▼

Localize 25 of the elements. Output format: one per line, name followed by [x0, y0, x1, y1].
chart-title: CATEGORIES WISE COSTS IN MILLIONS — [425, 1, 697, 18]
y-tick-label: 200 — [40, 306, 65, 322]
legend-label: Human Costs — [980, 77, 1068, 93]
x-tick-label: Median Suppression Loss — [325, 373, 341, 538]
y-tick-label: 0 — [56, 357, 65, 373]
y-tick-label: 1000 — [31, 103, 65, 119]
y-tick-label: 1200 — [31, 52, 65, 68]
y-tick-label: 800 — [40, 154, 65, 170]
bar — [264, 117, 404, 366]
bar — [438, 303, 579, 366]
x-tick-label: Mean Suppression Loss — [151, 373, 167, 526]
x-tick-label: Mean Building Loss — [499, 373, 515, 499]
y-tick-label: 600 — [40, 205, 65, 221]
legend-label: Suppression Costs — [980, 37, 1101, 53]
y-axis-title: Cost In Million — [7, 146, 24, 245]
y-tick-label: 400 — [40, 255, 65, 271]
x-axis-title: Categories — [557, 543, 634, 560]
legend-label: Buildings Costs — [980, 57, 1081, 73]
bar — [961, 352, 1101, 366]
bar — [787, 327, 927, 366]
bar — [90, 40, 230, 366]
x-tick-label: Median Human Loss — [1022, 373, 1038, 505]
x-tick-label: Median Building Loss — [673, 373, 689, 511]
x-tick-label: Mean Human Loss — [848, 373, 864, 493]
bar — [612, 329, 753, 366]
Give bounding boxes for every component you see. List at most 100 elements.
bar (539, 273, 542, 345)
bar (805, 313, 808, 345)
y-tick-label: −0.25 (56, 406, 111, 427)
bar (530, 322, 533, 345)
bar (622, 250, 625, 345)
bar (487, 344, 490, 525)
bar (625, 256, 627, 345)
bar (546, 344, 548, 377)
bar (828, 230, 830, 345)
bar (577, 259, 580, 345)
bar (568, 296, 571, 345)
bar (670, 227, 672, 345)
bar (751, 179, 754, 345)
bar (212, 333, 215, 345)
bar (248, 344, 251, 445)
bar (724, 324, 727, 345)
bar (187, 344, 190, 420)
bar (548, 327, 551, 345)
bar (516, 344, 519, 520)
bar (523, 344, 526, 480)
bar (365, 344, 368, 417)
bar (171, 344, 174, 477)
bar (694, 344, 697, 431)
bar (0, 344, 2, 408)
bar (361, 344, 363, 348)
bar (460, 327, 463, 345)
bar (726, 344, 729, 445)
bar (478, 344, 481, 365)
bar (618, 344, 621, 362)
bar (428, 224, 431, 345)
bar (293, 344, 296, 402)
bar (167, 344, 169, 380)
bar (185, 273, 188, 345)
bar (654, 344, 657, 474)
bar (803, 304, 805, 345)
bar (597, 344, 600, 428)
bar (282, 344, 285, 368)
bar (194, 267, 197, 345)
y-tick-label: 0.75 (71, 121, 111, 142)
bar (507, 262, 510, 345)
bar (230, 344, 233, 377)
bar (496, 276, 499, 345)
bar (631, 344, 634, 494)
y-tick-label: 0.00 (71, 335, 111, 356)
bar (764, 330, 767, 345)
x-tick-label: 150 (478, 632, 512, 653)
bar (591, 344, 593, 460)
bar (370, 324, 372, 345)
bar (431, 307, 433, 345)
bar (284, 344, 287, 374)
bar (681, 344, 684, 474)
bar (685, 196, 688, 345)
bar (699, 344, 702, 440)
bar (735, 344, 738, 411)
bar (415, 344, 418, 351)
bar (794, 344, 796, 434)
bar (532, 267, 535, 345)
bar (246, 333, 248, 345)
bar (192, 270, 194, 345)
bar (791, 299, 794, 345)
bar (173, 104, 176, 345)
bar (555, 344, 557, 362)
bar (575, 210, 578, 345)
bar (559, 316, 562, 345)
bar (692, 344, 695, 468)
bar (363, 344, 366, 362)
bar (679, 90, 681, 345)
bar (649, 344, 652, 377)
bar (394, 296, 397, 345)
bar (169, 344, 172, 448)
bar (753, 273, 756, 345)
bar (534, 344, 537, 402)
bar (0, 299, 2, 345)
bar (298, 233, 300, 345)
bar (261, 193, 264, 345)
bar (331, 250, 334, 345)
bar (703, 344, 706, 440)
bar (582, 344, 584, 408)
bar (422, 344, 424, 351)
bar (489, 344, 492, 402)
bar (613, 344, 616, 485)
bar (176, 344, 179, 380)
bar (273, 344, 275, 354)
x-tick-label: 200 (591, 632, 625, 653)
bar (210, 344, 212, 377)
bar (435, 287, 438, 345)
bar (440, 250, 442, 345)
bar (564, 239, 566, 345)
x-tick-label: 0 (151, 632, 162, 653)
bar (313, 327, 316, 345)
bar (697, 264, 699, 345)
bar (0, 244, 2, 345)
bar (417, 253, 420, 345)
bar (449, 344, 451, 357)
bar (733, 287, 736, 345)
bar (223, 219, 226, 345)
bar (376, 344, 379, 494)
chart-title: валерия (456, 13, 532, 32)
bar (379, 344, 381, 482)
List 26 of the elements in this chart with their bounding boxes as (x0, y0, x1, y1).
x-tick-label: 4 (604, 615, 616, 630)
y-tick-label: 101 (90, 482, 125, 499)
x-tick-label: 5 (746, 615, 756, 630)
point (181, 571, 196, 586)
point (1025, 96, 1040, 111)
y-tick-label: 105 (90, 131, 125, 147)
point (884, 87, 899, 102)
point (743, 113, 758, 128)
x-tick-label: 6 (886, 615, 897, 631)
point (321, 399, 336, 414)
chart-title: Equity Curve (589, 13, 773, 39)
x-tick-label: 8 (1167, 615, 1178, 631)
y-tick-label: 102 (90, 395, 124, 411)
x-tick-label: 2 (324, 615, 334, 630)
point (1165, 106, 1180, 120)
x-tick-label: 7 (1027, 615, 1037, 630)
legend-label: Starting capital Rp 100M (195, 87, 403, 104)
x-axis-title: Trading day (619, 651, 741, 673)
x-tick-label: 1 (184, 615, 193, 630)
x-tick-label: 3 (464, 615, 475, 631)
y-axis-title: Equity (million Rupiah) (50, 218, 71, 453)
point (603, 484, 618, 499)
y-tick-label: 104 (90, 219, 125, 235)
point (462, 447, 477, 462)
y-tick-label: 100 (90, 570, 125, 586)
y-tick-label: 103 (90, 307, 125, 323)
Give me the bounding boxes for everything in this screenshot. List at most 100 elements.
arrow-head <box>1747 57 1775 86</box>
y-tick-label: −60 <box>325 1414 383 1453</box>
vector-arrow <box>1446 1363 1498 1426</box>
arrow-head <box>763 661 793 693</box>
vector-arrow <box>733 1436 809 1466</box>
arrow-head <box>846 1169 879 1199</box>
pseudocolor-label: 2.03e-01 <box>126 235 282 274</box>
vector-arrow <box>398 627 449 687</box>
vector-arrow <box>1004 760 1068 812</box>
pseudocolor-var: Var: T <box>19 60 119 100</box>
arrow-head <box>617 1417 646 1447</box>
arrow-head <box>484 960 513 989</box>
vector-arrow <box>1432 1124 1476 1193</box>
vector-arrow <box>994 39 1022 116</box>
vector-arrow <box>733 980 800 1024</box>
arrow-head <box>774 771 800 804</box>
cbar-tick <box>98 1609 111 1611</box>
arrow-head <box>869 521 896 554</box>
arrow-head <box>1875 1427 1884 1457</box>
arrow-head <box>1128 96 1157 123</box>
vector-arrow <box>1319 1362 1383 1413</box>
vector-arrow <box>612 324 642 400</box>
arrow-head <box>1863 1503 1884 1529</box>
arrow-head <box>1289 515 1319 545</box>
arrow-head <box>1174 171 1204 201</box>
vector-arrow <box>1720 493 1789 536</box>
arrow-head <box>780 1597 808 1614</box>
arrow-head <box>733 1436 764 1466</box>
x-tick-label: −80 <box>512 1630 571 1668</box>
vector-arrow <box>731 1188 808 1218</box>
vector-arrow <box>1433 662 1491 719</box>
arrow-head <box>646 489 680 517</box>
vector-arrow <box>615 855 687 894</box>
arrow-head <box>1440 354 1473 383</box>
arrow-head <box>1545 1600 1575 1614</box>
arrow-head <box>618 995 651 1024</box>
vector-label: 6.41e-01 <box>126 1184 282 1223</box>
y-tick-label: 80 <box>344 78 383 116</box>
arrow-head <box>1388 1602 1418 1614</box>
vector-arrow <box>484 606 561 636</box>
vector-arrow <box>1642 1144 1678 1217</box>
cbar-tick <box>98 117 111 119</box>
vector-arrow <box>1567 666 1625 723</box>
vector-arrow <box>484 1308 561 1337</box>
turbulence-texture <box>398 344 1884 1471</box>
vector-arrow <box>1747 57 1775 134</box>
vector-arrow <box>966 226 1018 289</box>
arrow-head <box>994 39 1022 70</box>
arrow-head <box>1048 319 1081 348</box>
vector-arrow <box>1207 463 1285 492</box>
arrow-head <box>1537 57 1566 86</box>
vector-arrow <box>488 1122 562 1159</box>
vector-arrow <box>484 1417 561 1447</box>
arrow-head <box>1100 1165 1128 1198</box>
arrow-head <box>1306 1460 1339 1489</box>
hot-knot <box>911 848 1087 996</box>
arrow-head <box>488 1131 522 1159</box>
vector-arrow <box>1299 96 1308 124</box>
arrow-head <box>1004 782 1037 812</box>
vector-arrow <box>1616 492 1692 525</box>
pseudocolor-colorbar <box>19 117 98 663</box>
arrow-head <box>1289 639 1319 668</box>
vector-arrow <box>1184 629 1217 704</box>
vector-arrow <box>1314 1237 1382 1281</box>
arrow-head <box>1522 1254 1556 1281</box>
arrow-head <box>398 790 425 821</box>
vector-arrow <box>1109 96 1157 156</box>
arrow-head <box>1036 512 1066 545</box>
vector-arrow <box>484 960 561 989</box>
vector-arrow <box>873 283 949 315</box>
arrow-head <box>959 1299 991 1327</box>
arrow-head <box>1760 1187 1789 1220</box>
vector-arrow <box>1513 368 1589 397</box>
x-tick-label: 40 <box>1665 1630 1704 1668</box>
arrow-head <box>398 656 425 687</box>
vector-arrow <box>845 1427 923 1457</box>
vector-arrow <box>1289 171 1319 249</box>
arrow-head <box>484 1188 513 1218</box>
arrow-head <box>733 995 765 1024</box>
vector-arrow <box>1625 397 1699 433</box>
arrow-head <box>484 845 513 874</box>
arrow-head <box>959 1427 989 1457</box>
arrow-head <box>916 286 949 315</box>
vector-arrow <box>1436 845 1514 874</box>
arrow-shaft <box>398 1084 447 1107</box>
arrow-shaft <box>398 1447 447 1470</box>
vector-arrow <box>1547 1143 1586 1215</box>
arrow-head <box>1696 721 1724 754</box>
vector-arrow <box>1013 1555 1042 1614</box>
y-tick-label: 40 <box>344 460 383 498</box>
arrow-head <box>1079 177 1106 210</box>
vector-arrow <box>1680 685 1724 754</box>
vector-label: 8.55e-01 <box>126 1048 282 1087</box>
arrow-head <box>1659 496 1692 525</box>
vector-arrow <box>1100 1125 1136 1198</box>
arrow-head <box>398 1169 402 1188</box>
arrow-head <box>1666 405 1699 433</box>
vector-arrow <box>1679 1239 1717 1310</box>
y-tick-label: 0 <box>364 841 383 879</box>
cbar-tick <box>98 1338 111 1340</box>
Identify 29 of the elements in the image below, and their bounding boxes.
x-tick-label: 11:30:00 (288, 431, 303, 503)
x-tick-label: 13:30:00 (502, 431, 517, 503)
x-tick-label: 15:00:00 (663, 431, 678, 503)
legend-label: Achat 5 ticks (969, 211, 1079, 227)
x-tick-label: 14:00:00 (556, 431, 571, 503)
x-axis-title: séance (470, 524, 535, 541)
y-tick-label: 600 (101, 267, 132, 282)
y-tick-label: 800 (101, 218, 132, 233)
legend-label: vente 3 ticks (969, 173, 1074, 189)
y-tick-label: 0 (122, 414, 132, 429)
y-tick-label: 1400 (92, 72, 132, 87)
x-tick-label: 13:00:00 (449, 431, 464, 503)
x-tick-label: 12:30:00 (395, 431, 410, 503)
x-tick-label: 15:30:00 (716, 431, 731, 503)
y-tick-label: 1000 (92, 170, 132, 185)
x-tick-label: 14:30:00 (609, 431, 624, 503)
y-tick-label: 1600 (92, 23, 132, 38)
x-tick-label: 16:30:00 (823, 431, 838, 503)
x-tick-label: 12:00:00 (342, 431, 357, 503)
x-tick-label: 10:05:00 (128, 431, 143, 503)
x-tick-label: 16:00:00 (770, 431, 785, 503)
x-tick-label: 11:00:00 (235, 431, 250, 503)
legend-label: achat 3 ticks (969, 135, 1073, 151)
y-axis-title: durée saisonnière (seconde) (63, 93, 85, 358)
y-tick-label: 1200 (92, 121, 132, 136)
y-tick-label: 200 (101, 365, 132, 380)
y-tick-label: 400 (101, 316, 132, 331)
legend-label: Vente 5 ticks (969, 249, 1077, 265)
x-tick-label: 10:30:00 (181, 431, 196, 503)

▲

EXERCISE => Render the listing as a Markdown table with the columns Row and Line, starting with its first line and going on through the line containing "bar (548, 327, 551, 345)", both included. Put a row number in Row and the line in Line, and leave out blank lines.

RESULT OF THIS EXERCISE =>
| Row | Line |
|---|---|
| 1 | Localize 25 of the elements. Output format: one per line, name followed by [x0, y0, x1, y1]. |
| 2 | chart-title: CATEGORIES WISE COSTS IN MILLIONS — [425, 1, 697, 18] |
| 3 | y-tick-label: 200 — [40, 306, 65, 322] |
| 4 | legend-label: Human Costs — [980, 77, 1068, 93] |
| 5 | x-tick-label: Median Suppression Loss — [325, 373, 341, 538] |
| 6 | y-tick-label: 0 — [56, 357, 65, 373] |
| 7 | y-tick-label: 1000 — [31, 103, 65, 119] |
| 8 | y-tick-label: 1200 — [31, 52, 65, 68] |
| 9 | y-tick-label: 800 — [40, 154, 65, 170] |
| 10 | bar — [264, 117, 404, 366] |
| 11 | bar — [438, 303, 579, 366] |
| 12 | x-tick-label: Mean Suppression Loss — [151, 373, 167, 526] |
| 13 | x-tick-label: Mean Building Loss — [499, 373, 515, 499] |
| 14 | y-tick-label: 600 — [40, 205, 65, 221] |
| 15 | legend-label: Suppression Costs — [980, 37, 1101, 53] |
| 16 | y-axis-title: Cost In Million — [7, 146, 24, 245] |
| 17 | y-tick-label: 400 — [40, 255, 65, 271] |
| 18 | x-axis-title: Categories — [557, 543, 634, 560] |
| 19 | legend-label: Buildings Costs — [980, 57, 1081, 73] |
| 20 | bar — [961, 352, 1101, 366] |
| 21 | bar — [787, 327, 927, 366] |
| 22 | bar — [90, 40, 230, 366] |
| 23 | x-tick-label: Median Human Loss — [1022, 373, 1038, 505] |
| 24 | x-tick-label: Median Building Loss — [673, 373, 689, 511] |
| 25 | x-tick-label: Mean Human Loss — [848, 373, 864, 493] |
| 26 | bar — [612, 329, 753, 366] |
| 27 | Give bounding boxes for every component you see. List at most 100 elements. |
| 28 | bar (539, 273, 542, 345) |
| 29 | bar (805, 313, 808, 345) |
| 30 | y-tick-label: −0.25 (56, 406, 111, 427) |
| 31 | bar (530, 322, 533, 345) |
| 32 | bar (622, 250, 625, 345) |
| 33 | bar (487, 344, 490, 525) |
| 34 | bar (625, 256, 627, 345) |
| 35 | bar (546, 344, 548, 377) |
| 36 | bar (828, 230, 830, 345) |
| 37 | bar (577, 259, 580, 345) |
| 38 | bar (568, 296, 571, 345) |
| 39 | bar (670, 227, 672, 345) |
| 40 | bar (751, 179, 754, 345) |
| 41 | bar (212, 333, 215, 345) |
| 42 | bar (248, 344, 251, 445) |
| 43 | bar (724, 324, 727, 345) |
| 44 | bar (187, 344, 190, 420) |
| 45 | bar (548, 327, 551, 345) |